[BRIEF]:
In two sentences, summarize the study text below.

[STUDY TEXT]:
——

This study established a robust prediction model with satisfactory performance by using a minimal set of features. In general, the performance of an RF is negatively associated with the similarity among the contained decision trees (18). Hence, in this study, the candidates of a split were randomly selected from all features to increase the dissimilarity among the decision trees. However, random selection can weaken a decision tree (19) because selected candidates might inaccurately predict pCR. Thus, feature selection was employed on the basis of relevant features for differentiating tumor pCR.

Statistical analysis

A receiver operating characteristic (ROC) curve analysis was performed to evaluate classification performance and ascertain the optimal threshold for maximizing prediction accuracy. The area under the ROC curve (AUC) was used to assess the difference between two or more RFs in predicting pCR. The difference between the two AUCs was examined using the method described by DeLong et al. (29). An analysis of variance (ANOVA) was employed to assess the difference in predictive performance between RFs constructed using different settings. A homogeneous subset was produced through post hoc tests to determine appropriate parameter settings for an RF. For each RFsplits,trees, a set of pCR probabilities was derived from all studied tumors. The predictive performance of RFsplits,trees was evaluated by comparing the probabilities of tumors with and without pCR. Predictive indices were sensitivity (SE), specificity (SP), positive predictive value (PPV), negative predictive value (NPV), and accuracy. Statistical analysis was performed using MedCalc 18.2.1 or PASW 18.


Patient characteristics

To minimize bias, patients received TME within 12 weeks after NCRT. As illustrated in Figure 1, we initially screened 294 patients who received NCRT followed by TME. Of these patients, 77, 33, and 7 were excluded because of a lack of baseline PET, missing treatment start date, and failure of image backup, respectively. Of the 177 patients with available images, 8 were excluded because of failure in MTV delineation. The final analysis included 169 patients (Table 1). No significant differences were observed in age, sex, or clinical T and N stages between the drug combination groups. Tumors were located in the upper or rectosigmoid junction (44 patients), middle third (61 patients), or lower third (64 patients) of the rectum. The median age was 59 years (range, 32–85 years); 115 patients were men, and 54 were women. The median interval from NCRT completion to surgery was 55 days. In total, 22 patients (13%) achieved a TRG4 response in the pathological specimen, and their tumors were classified as achieving pCR to NCRT.

Table 1
Table 1 Patient characteristics (N=169)

——

Page layout parsing data:
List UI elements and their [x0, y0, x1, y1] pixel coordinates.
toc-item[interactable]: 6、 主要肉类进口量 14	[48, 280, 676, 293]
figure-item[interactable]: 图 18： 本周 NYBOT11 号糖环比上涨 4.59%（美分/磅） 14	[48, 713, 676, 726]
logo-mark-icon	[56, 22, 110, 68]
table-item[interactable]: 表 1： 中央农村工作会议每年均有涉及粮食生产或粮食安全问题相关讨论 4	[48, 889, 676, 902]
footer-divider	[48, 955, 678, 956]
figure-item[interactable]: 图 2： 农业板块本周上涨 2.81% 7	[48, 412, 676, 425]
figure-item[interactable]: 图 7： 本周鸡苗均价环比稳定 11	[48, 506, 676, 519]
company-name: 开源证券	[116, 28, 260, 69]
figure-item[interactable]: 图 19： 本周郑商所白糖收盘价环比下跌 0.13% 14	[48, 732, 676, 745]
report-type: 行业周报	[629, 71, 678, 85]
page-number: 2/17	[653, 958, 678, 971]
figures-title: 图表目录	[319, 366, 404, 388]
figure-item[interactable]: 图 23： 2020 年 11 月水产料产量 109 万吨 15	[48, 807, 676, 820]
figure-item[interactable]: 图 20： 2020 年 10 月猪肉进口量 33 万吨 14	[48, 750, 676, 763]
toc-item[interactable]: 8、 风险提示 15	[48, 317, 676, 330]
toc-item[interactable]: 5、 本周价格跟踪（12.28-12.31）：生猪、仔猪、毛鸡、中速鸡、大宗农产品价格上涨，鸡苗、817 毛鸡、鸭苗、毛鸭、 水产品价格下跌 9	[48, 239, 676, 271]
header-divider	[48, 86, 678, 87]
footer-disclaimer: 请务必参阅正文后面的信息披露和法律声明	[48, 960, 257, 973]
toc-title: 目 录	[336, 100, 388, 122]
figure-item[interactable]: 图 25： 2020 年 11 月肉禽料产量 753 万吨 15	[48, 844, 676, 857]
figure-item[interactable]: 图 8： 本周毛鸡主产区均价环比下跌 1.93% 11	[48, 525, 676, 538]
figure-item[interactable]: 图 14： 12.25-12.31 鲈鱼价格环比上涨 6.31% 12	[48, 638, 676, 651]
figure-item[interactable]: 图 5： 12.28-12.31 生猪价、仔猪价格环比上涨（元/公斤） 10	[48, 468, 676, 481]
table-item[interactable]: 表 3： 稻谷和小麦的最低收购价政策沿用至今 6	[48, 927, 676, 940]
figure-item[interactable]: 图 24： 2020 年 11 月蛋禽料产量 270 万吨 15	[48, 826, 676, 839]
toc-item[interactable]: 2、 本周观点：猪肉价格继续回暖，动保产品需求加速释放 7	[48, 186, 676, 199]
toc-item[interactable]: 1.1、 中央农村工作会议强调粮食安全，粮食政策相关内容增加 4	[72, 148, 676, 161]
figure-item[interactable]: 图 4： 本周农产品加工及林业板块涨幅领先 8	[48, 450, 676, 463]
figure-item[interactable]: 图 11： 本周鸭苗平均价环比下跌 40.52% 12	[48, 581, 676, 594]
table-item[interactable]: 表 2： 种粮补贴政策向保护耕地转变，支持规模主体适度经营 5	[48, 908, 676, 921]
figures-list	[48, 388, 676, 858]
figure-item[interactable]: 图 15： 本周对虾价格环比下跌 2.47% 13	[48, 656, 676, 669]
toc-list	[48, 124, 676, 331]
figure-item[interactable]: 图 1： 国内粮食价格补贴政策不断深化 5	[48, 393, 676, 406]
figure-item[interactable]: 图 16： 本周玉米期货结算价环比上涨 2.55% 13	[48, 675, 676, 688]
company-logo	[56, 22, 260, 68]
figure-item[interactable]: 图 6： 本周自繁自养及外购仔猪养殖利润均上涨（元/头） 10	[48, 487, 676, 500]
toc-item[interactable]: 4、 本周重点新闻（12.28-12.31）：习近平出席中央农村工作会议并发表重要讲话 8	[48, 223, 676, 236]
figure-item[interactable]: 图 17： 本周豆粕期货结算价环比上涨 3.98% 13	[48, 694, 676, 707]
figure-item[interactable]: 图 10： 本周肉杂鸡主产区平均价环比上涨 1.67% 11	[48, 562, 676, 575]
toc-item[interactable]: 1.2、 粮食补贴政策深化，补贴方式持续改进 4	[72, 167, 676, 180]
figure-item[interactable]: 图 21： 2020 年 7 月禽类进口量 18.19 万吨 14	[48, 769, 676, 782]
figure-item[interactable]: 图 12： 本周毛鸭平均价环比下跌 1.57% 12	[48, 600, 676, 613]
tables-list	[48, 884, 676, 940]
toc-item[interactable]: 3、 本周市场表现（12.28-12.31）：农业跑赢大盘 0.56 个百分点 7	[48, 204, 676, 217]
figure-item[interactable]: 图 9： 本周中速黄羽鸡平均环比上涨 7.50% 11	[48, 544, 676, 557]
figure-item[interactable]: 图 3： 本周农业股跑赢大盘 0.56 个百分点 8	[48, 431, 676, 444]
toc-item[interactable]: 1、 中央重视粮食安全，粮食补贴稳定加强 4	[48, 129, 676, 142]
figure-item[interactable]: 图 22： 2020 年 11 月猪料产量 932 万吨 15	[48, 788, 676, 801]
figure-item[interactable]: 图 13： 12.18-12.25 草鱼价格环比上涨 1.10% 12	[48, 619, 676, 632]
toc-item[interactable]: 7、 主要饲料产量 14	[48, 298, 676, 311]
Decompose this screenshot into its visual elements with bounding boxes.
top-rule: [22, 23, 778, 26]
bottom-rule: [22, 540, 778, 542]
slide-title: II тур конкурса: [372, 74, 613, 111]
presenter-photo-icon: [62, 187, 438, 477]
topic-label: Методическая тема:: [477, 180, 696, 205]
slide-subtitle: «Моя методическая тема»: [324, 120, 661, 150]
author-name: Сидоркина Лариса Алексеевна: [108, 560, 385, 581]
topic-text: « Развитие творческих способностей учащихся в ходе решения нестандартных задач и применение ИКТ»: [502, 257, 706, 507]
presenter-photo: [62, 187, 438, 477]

——

[RESPONSE]:
The study built an RF prediction model for tumor pCR from a minimal set of features, drawing split candidates at random to make the decision trees less similar and using feature selection to keep relevant features. Performance was assessed with ROC curve analysis, AUC comparisons, ANOVA, and indices such as sensitivity and specificity; of 294 patients screened, 169 were analyzed, and 22 (13%) achieved pCR.